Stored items
▼▼▼

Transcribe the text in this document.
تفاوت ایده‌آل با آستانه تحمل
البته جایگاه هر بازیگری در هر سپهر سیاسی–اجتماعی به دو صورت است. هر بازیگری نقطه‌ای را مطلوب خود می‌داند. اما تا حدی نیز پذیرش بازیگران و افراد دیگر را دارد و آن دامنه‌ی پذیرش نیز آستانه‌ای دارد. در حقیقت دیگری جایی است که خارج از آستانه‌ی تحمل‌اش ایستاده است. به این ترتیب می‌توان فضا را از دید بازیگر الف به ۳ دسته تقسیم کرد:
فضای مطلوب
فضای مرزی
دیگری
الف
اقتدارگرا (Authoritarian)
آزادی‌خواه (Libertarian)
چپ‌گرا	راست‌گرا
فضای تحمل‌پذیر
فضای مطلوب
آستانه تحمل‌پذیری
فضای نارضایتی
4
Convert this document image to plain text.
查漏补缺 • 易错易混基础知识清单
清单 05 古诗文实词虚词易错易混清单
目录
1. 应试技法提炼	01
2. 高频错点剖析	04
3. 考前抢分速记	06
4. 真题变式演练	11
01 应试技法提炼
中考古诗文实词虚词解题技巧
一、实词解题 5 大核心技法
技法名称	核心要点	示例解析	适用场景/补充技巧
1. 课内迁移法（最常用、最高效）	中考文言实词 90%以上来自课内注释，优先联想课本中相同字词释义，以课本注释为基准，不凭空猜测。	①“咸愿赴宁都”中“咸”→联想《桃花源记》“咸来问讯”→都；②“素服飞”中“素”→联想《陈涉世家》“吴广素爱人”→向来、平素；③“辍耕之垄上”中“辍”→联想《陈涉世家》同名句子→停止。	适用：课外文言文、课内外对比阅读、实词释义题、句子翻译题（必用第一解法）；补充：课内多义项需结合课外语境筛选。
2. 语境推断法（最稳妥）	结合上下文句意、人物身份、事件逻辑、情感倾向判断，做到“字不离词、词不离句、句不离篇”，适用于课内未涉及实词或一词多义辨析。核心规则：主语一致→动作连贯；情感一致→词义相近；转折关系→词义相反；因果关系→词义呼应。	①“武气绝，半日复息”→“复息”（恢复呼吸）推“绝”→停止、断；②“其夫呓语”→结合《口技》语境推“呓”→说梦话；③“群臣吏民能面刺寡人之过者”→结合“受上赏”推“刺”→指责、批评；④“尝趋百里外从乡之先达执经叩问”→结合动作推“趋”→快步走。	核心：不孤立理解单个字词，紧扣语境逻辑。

▲▲▲

> _Prompt_:
Count the lines that hold the string "text", and reply with that number alone.

> _Solution to this task_:
2